### DO THIS:
Reproduce each line that includes the word "actin".

### GIVEN RECORDS:
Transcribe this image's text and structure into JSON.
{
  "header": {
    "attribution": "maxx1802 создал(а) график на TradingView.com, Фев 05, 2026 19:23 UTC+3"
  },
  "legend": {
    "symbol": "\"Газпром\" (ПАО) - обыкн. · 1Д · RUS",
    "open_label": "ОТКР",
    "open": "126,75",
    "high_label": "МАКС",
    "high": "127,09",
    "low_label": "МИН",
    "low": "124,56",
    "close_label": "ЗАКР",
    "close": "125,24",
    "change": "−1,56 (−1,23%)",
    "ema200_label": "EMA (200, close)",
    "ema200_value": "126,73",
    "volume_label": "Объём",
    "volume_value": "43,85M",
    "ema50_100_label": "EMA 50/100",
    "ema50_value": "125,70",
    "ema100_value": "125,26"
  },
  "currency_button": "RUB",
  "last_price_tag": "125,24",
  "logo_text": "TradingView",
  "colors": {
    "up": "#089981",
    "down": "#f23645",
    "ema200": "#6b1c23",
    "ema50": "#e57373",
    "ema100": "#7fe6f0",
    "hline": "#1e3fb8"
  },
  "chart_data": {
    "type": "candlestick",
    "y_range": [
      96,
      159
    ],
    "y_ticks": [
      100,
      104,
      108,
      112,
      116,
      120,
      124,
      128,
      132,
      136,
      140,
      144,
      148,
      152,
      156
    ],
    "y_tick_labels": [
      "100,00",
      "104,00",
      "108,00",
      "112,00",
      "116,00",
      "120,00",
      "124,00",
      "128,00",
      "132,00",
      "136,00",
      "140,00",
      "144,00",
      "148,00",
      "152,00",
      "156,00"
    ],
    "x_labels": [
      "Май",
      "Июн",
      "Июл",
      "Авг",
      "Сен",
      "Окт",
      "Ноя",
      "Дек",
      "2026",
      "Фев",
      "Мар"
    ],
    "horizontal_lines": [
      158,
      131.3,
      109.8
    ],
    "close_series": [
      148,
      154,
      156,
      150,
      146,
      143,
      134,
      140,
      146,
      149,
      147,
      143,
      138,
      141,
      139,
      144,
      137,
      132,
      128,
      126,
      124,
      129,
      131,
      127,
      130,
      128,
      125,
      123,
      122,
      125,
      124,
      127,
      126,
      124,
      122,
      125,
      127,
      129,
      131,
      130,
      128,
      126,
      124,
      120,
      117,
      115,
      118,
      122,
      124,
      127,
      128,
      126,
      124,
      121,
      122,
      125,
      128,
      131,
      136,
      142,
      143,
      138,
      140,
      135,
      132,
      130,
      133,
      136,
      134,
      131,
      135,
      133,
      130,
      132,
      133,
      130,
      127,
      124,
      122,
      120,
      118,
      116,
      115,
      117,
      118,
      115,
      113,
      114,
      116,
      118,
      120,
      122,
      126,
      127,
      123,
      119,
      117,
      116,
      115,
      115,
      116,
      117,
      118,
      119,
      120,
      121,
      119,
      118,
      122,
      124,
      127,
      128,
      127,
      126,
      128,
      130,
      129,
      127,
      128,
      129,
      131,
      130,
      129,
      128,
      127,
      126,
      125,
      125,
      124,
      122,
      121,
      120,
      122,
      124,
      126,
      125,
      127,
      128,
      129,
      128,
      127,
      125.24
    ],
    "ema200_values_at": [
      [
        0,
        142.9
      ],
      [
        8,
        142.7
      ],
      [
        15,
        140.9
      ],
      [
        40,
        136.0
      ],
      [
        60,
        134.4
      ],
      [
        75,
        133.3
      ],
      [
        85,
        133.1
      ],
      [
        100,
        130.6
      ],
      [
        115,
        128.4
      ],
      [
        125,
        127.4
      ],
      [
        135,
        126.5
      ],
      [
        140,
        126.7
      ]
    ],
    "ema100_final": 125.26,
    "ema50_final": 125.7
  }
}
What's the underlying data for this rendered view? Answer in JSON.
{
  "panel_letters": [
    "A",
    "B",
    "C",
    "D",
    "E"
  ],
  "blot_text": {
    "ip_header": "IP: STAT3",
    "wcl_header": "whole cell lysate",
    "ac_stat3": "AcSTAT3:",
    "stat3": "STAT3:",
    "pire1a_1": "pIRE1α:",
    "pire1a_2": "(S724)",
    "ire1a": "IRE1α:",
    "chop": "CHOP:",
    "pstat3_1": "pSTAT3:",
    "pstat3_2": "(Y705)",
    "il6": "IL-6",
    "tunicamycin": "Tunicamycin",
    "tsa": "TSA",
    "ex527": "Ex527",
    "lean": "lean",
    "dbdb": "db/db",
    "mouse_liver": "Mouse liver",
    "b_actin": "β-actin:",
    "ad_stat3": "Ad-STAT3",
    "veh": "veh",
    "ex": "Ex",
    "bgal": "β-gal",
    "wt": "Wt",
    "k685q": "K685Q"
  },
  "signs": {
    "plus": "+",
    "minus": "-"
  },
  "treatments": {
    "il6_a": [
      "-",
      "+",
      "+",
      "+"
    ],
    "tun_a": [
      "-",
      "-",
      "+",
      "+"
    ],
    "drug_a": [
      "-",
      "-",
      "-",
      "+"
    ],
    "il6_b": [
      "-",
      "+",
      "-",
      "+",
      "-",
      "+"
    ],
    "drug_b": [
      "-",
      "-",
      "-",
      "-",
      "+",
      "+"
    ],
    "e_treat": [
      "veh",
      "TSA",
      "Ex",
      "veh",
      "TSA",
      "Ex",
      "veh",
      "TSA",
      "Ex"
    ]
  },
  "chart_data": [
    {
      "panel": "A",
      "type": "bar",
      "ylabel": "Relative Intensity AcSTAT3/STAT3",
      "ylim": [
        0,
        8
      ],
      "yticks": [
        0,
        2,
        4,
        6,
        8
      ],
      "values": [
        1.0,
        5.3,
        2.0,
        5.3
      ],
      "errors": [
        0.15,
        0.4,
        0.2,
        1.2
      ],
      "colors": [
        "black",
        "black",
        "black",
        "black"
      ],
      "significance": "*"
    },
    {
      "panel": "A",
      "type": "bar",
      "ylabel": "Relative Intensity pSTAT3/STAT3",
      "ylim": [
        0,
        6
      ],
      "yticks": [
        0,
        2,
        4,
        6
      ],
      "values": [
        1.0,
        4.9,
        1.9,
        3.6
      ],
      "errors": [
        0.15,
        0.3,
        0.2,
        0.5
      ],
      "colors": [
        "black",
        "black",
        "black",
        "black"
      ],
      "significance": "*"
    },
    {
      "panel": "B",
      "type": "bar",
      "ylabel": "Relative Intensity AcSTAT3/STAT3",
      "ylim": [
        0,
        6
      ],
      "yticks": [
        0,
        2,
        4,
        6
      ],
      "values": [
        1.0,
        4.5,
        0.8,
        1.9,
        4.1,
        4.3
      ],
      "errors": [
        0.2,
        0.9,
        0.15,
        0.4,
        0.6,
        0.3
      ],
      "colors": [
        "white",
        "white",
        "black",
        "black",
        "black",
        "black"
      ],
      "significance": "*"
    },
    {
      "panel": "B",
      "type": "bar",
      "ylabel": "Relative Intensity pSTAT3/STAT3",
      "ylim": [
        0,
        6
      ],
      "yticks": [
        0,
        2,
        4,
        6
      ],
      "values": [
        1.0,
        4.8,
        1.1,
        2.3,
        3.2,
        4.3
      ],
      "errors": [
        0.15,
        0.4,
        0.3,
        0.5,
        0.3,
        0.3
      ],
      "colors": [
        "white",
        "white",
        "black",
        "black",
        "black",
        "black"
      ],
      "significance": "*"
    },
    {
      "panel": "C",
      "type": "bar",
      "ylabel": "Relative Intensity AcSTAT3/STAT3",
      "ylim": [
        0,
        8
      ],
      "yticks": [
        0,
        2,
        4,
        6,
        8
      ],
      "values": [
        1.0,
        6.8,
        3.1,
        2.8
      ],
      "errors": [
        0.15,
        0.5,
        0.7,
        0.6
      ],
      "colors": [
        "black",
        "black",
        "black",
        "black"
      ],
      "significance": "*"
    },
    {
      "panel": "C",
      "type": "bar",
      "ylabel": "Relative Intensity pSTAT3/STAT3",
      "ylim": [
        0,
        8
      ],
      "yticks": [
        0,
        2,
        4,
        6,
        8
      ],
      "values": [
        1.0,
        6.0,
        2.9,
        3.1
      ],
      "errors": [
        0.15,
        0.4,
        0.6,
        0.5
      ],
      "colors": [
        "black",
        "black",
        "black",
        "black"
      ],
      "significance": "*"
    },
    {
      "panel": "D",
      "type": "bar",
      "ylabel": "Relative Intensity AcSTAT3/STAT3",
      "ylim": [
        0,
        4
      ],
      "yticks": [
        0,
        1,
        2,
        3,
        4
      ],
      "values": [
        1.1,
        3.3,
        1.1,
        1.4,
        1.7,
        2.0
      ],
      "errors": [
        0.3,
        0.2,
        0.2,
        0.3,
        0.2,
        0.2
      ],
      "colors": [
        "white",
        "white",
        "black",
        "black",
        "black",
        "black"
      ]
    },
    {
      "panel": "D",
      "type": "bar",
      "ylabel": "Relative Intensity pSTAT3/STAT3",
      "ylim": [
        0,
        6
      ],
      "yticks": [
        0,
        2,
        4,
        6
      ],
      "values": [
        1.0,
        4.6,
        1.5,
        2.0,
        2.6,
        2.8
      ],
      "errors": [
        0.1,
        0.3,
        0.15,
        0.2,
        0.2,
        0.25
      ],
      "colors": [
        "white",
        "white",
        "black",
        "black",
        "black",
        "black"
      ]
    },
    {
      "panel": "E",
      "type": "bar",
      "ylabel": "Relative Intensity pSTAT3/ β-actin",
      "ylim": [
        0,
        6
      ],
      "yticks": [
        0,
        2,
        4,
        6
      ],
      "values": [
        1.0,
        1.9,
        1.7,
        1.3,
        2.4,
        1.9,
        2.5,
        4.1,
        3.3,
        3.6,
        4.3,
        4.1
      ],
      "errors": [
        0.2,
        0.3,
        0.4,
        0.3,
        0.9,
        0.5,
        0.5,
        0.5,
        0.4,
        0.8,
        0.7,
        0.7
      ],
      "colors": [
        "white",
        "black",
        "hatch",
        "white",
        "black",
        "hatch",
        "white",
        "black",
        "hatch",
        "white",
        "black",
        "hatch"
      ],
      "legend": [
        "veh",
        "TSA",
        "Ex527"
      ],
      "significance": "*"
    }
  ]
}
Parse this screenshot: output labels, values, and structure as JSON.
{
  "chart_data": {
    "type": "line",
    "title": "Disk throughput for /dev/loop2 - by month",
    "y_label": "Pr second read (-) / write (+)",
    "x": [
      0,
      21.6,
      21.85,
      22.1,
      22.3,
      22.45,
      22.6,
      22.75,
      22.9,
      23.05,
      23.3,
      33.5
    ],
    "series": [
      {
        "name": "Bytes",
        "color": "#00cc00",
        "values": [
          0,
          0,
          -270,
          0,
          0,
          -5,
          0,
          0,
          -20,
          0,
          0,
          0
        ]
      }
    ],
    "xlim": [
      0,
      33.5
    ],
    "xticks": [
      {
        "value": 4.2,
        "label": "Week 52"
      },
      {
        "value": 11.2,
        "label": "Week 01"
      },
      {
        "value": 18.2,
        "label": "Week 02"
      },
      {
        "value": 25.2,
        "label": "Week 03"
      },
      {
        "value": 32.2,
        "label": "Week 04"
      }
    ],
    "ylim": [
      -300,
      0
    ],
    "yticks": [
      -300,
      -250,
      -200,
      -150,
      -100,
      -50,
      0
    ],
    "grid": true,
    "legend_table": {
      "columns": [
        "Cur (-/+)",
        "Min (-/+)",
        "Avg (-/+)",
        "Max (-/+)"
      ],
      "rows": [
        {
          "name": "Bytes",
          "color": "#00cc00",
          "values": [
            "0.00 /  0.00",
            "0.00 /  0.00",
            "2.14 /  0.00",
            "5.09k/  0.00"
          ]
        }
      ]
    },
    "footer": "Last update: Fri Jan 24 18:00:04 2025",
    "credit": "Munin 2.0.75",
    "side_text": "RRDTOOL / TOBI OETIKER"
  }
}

### WORKED ANSWER:
    "b_actin": "β-actin:",
      "ylabel": "Relative Intensity pSTAT3/ β-actin",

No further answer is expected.